WRITTEN REQUEST:
Copy all lines holding the word "الله" from the entries.

SUPPLIED ENTRIES:
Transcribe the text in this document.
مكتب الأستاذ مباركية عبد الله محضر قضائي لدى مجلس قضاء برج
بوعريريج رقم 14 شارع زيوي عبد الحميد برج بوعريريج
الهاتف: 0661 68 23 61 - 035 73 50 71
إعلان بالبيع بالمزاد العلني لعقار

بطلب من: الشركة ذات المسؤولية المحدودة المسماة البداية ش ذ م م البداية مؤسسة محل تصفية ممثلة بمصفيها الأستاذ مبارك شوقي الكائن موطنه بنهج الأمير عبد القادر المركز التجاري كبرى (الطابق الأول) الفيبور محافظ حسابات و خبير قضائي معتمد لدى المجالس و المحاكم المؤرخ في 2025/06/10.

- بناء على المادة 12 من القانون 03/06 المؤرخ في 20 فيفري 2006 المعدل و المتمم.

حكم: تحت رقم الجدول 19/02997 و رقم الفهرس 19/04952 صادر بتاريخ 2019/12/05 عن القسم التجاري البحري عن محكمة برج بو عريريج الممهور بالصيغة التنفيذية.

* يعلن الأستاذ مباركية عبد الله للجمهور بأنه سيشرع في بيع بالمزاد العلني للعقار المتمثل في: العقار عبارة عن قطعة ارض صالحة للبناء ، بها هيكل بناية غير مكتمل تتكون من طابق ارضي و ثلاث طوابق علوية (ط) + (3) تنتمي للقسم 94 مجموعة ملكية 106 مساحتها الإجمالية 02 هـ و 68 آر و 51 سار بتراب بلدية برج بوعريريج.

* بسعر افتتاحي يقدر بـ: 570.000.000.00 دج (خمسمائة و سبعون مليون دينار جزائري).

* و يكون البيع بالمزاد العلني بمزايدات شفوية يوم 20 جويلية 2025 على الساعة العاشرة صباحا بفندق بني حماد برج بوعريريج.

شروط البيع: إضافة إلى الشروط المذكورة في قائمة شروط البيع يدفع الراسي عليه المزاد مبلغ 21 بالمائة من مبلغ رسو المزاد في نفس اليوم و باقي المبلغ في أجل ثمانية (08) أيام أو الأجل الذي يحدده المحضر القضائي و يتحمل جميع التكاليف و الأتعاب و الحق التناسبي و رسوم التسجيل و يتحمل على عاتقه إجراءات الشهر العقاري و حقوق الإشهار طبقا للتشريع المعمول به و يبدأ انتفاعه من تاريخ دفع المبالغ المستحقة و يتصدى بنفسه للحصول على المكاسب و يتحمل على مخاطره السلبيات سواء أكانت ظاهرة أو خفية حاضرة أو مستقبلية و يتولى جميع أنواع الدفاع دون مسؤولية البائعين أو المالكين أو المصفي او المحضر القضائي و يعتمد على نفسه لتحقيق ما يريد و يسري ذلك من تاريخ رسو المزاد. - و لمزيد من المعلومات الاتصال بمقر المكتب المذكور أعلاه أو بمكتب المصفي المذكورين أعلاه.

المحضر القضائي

FULL RESPONSE:
مكتب الأستاذ مباركية عبد الله محضر قضائي لدى مجلس قضاء برج
* يعلن الأستاذ مباركية عبد الله للجمهور بأنه سيشرع في بيع بالمزاد العلني للعقار المتمثل في: العقار عبارة عن قطعة ارض صالحة للبناء ، بها هيكل بناية غير مكتمل تتكون من طابق ارضي و ثلاث طوابق علوية (ط) + (3) تنتمي للقسم 94 مجموعة ملكية 106 مساحتها الإجمالية 02 هـ و 68 آر و 51 سار بتراب بلدية برج بوعريريج.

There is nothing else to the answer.